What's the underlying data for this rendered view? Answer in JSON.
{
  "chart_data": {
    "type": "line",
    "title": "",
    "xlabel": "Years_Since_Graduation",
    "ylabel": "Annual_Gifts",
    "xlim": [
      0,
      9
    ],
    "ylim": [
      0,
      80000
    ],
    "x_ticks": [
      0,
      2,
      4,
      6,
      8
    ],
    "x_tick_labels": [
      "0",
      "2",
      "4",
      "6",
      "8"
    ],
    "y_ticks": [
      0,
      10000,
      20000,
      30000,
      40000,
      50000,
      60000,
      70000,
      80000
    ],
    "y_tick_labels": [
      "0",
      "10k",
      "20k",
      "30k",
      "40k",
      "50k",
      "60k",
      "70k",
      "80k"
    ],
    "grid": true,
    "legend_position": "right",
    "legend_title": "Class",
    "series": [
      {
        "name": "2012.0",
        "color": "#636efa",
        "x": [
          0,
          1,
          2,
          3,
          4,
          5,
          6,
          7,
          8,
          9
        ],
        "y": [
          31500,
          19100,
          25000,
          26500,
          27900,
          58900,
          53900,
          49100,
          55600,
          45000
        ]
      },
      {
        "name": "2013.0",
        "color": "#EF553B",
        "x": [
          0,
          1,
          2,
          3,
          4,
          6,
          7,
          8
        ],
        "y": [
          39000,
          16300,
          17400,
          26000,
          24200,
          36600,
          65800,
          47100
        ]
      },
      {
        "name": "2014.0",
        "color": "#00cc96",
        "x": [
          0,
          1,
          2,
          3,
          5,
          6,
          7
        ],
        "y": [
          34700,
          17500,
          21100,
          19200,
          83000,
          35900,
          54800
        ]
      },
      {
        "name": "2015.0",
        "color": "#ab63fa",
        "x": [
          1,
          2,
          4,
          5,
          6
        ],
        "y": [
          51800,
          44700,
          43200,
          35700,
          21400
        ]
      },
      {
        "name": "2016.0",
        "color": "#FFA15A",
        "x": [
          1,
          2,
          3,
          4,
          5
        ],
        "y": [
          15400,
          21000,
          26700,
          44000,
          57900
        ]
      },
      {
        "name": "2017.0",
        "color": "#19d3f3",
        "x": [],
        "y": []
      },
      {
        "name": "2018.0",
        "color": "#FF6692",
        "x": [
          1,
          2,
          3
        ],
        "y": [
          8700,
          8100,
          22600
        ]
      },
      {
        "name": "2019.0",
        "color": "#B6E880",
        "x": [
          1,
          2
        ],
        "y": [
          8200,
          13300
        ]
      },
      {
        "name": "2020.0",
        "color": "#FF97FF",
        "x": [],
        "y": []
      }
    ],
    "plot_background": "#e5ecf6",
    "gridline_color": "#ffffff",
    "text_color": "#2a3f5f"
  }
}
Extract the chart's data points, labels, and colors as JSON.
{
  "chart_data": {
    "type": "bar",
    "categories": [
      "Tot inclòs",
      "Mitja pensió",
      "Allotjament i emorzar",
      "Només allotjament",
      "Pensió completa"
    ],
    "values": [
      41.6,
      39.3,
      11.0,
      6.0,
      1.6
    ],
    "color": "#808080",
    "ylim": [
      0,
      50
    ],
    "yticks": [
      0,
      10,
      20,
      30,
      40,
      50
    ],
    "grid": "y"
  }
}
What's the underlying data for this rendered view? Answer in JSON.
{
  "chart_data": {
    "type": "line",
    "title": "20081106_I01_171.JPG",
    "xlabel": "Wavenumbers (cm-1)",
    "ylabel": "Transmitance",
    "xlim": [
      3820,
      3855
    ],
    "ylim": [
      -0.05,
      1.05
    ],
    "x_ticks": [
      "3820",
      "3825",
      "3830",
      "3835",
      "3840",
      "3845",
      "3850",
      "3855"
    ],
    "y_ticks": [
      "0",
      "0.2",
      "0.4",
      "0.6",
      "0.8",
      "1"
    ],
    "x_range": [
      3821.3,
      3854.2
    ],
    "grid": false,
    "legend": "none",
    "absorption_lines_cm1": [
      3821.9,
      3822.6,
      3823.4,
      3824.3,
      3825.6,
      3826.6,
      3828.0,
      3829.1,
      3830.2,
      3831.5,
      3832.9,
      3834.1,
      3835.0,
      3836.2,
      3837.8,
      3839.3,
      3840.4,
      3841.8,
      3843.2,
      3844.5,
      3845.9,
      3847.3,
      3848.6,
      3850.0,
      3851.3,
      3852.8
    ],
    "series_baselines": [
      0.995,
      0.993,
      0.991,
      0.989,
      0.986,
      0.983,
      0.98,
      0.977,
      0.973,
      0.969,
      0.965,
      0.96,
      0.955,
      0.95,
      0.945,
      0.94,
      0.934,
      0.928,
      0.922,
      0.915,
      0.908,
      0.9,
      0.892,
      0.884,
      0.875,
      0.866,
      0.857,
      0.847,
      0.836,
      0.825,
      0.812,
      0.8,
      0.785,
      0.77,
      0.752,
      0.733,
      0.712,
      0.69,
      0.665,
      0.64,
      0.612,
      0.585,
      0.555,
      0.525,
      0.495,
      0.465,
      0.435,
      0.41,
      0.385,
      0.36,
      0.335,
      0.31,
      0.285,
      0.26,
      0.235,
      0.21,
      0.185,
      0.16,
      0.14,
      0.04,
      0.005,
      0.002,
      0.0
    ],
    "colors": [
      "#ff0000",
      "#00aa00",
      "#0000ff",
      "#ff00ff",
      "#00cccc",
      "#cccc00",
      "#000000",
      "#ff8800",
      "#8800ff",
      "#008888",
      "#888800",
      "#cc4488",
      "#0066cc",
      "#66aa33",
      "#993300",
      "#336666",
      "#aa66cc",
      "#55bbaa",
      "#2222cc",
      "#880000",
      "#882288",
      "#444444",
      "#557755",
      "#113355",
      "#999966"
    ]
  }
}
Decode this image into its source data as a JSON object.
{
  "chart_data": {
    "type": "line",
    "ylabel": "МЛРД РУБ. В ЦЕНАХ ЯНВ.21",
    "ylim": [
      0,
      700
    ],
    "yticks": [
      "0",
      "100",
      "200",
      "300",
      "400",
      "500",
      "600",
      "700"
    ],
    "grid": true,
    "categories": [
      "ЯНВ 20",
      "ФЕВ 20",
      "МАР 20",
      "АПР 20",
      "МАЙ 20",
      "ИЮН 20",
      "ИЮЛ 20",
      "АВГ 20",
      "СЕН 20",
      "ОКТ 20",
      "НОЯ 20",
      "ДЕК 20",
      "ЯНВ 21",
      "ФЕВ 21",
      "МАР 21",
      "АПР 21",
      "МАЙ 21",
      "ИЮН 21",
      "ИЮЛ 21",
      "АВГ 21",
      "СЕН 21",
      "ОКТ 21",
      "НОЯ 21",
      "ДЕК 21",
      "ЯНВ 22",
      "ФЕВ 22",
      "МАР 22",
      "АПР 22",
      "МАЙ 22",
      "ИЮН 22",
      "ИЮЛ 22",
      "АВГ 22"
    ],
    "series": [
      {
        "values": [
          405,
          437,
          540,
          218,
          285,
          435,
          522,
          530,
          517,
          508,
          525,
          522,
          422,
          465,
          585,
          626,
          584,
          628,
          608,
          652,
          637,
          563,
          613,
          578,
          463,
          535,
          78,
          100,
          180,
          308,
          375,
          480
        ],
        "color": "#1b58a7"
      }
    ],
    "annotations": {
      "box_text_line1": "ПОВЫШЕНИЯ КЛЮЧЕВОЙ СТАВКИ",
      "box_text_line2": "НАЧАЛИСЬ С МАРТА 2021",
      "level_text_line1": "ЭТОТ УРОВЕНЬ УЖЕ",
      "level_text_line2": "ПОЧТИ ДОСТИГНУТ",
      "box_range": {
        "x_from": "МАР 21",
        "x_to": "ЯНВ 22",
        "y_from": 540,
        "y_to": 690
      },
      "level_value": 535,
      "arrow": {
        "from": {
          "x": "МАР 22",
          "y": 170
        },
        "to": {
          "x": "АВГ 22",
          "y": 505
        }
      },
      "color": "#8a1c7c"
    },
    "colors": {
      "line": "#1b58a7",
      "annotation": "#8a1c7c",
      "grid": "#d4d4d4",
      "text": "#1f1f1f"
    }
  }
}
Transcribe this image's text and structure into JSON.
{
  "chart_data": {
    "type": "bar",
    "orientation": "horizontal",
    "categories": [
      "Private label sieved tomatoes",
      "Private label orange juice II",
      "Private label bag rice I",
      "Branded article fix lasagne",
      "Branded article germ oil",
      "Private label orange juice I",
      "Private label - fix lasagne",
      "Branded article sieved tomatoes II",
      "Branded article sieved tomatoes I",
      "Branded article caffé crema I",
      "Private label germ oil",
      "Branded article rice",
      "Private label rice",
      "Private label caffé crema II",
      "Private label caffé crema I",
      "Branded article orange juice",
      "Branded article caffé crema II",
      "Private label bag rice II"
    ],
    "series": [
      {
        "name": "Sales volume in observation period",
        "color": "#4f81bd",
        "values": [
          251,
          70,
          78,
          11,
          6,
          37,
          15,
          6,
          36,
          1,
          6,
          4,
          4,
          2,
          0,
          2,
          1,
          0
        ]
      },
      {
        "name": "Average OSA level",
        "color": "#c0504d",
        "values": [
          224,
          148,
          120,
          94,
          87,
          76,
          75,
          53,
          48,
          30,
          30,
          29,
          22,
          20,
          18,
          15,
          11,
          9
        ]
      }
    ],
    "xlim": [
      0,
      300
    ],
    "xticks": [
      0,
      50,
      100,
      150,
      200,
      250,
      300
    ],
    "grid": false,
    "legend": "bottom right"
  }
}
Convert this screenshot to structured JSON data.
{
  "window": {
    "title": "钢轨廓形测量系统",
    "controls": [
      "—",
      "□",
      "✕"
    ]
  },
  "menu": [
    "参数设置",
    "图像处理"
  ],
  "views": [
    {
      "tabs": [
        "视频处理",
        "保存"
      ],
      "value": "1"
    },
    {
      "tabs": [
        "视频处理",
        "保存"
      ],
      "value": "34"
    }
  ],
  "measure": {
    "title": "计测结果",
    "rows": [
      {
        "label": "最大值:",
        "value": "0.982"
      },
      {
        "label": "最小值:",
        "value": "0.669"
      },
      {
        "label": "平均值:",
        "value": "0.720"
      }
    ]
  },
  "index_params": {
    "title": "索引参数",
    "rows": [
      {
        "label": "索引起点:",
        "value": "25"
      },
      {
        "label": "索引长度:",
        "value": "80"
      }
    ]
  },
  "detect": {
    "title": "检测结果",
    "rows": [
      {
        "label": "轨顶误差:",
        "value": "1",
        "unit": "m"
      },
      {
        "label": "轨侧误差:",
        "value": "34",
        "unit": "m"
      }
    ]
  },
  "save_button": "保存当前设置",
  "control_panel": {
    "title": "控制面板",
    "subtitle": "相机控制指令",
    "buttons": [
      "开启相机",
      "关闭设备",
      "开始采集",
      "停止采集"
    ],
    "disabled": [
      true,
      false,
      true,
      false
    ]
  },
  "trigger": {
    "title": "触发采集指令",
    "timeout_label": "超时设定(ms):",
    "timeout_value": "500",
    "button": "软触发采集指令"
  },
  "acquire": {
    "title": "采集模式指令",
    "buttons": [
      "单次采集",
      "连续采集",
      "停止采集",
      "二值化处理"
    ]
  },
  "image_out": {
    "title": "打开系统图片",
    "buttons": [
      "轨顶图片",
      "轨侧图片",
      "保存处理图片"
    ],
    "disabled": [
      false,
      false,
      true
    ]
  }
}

SHORT PROBLEM: Among the lines of the data, identify those with the word "Private". Copy each of them.

EXERCISE RESULT:
      "Private label sieved tomatoes",
      "Private label orange juice II",
      "Private label bag rice I",
      "Private label orange juice I",
      "Private label - fix lasagne",
      "Private label germ oil",
      "Private label rice",
      "Private label caffé crema II",
      "Private label caffé crema I",
      "Private label bag rice II"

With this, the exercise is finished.